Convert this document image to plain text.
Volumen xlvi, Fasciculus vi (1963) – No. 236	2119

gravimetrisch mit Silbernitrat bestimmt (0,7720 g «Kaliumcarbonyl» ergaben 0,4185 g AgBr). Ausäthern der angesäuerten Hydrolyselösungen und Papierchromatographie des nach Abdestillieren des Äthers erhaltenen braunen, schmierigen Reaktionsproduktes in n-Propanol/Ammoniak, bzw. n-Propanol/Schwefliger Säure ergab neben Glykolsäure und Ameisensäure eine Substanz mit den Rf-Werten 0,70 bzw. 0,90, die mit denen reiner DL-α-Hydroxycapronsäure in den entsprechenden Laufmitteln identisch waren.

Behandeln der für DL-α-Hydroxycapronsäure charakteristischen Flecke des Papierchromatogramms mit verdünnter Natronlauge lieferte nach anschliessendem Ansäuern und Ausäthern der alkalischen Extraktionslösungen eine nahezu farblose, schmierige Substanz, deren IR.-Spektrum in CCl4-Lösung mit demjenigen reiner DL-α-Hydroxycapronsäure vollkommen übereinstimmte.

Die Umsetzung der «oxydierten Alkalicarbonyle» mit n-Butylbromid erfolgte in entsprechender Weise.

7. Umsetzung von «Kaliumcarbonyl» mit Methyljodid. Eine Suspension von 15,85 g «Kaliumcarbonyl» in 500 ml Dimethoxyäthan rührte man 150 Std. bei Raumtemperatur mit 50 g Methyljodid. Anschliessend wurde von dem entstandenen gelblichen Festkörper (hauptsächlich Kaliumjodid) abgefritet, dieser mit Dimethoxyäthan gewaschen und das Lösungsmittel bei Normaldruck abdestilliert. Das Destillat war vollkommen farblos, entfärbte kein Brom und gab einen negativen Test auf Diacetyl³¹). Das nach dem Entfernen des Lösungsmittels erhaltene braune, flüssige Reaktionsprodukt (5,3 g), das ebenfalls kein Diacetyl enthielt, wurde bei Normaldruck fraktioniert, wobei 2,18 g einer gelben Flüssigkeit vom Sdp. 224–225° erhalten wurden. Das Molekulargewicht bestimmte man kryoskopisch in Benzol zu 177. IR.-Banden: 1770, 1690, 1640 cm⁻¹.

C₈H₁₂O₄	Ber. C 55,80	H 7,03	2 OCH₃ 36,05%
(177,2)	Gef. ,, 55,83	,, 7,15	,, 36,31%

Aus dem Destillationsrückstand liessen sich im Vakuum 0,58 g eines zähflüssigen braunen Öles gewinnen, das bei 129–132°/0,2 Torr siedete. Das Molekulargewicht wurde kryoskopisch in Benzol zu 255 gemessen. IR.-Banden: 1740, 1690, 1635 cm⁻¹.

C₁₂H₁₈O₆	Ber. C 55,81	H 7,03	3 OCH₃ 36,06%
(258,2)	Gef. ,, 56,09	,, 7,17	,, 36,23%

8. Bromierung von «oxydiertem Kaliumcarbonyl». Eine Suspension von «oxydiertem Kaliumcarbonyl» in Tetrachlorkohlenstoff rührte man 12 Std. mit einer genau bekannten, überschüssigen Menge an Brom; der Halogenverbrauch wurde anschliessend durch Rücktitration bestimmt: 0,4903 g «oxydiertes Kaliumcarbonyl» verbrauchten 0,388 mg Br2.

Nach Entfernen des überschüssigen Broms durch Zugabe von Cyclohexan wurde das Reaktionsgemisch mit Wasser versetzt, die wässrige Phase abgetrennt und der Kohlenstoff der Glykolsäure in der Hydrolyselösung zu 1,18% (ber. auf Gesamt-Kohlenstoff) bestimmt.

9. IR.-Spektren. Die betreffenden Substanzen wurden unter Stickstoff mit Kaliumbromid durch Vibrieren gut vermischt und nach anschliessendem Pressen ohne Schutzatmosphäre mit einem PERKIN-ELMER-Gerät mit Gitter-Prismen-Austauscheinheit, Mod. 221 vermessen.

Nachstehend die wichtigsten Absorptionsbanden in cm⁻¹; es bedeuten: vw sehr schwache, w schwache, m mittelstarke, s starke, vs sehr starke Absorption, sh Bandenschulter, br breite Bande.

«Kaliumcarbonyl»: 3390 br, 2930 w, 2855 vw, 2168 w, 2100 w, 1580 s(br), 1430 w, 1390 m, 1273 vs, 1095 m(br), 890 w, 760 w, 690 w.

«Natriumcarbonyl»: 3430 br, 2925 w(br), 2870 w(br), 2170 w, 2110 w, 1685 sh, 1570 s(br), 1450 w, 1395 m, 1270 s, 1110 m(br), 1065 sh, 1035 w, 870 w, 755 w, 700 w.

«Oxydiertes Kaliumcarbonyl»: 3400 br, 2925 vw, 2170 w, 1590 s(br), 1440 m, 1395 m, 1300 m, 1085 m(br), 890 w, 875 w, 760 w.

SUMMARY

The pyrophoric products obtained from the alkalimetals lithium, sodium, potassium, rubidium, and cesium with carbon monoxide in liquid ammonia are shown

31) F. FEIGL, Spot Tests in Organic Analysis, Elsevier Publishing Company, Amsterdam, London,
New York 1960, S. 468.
____________
In this exercise, repeat all entries exactly.

Convert this document image to plain text.
Volumen xlvi, Fasciculus vi (1963) – No. 236	2119

gravimetrisch mit Silbernitrat bestimmt (0,7720 g «Kaliumcarbonyl» ergaben 0,4185 g AgBr). Ausäthern der angesäuerten Hydrolyselösungen und Papierchromatographie des nach Abdestillieren des Äthers erhaltenen braunen, schmierigen Reaktionsproduktes in n-Propanol/Ammoniak, bzw. n-Propanol/Schwefliger Säure ergab neben Glykolsäure und Ameisensäure eine Substanz mit den Rf-Werten 0,70 bzw. 0,90, die mit denen reiner DL-α-Hydroxycapronsäure in den entsprechenden Laufmitteln identisch waren.

Behandeln der für DL-α-Hydroxycapronsäure charakteristischen Flecke des Papierchromatogramms mit verdünnter Natronlauge lieferte nach anschliessendem Ansäuern und Ausäthern der alkalischen Extraktionslösungen eine nahezu farblose, schmierige Substanz, deren IR.-Spektrum in CCl4-Lösung mit demjenigen reiner DL-α-Hydroxycapronsäure vollkommen übereinstimmte.

Die Umsetzung der «oxydierten Alkalicarbonyle» mit n-Butylbromid erfolgte in entsprechender Weise.

7. Umsetzung von «Kaliumcarbonyl» mit Methyljodid. Eine Suspension von 15,85 g «Kaliumcarbonyl» in 500 ml Dimethoxyäthan rührte man 150 Std. bei Raumtemperatur mit 50 g Methyljodid. Anschliessend wurde von dem entstandenen gelblichen Festkörper (hauptsächlich Kaliumjodid) abgefritet, dieser mit Dimethoxyäthan gewaschen und das Lösungsmittel bei Normaldruck abdestilliert. Das Destillat war vollkommen farblos, entfärbte kein Brom und gab einen negativen Test auf Diacetyl³¹). Das nach dem Entfernen des Lösungsmittels erhaltene braune, flüssige Reaktionsprodukt (5,3 g), das ebenfalls kein Diacetyl enthielt, wurde bei Normaldruck fraktioniert, wobei 2,18 g einer gelben Flüssigkeit vom Sdp. 224–225° erhalten wurden. Das Molekulargewicht bestimmte man kryoskopisch in Benzol zu 177. IR.-Banden: 1770, 1690, 1640 cm⁻¹.

C₈H₁₂O₄	Ber. C 55,80	H 7,03	2 OCH₃ 36,05%
(177,2)	Gef. ,, 55,83	,, 7,15	,, 36,31%

Aus dem Destillationsrückstand liessen sich im Vakuum 0,58 g eines zähflüssigen braunen Öles gewinnen, das bei 129–132°/0,2 Torr siedete. Das Molekulargewicht wurde kryoskopisch in Benzol zu 255 gemessen. IR.-Banden: 1740, 1690, 1635 cm⁻¹.

C₁₂H₁₈O₆	Ber. C 55,81	H 7,03	3 OCH₃ 36,06%
(258,2)	Gef. ,, 56,09	,, 7,17	,, 36,23%

8. Bromierung von «oxydiertem Kaliumcarbonyl». Eine Suspension von «oxydiertem Kaliumcarbonyl» in Tetrachlorkohlenstoff rührte man 12 Std. mit einer genau bekannten, überschüssigen Menge an Brom; der Halogenverbrauch wurde anschliessend durch Rücktitration bestimmt: 0,4903 g «oxydiertes Kaliumcarbonyl» verbrauchten 0,388 mg Br2.

Nach Entfernen des überschüssigen Broms durch Zugabe von Cyclohexan wurde das Reaktionsgemisch mit Wasser versetzt, die wässrige Phase abgetrennt und der Kohlenstoff der Glykolsäure in der Hydrolyselösung zu 1,18% (ber. auf Gesamt-Kohlenstoff) bestimmt.

9. IR.-Spektren. Die betreffenden Substanzen wurden unter Stickstoff mit Kaliumbromid durch Vibrieren gut vermischt und nach anschliessendem Pressen ohne Schutzatmosphäre mit einem PERKIN-ELMER-Gerät mit Gitter-Prismen-Austauscheinheit, Mod. 221 vermessen.

Nachstehend die wichtigsten Absorptionsbanden in cm⁻¹; es bedeuten: vw sehr schwache, w schwache, m mittelstarke, s starke, vs sehr starke Absorption, sh Bandenschulter, br breite Bande.

«Kaliumcarbonyl»: 3390 br, 2930 w, 2855 vw, 2168 w, 2100 w, 1580 s(br), 1430 w, 1390 m, 1273 vs, 1095 m(br), 890 w, 760 w, 690 w.

«Natriumcarbonyl»: 3430 br, 2925 w(br), 2870 w(br), 2170 w, 2110 w, 1685 sh, 1570 s(br), 1450 w, 1395 m, 1270 s, 1110 m(br), 1065 sh, 1035 w, 870 w, 755 w, 700 w.

«Oxydiertes Kaliumcarbonyl»: 3400 br, 2925 vw, 2170 w, 1590 s(br), 1440 m, 1395 m, 1300 m, 1085 m(br), 890 w, 875 w, 760 w.

SUMMARY

The pyrophoric products obtained from the alkalimetals lithium, sodium, potassium, rubidium, and cesium with carbon monoxide in liquid ammonia are shown

31) F. FEIGL, Spot Tests in Organic Analysis, Elsevier Publishing Company, Amsterdam, London,
New York 1960, S. 468.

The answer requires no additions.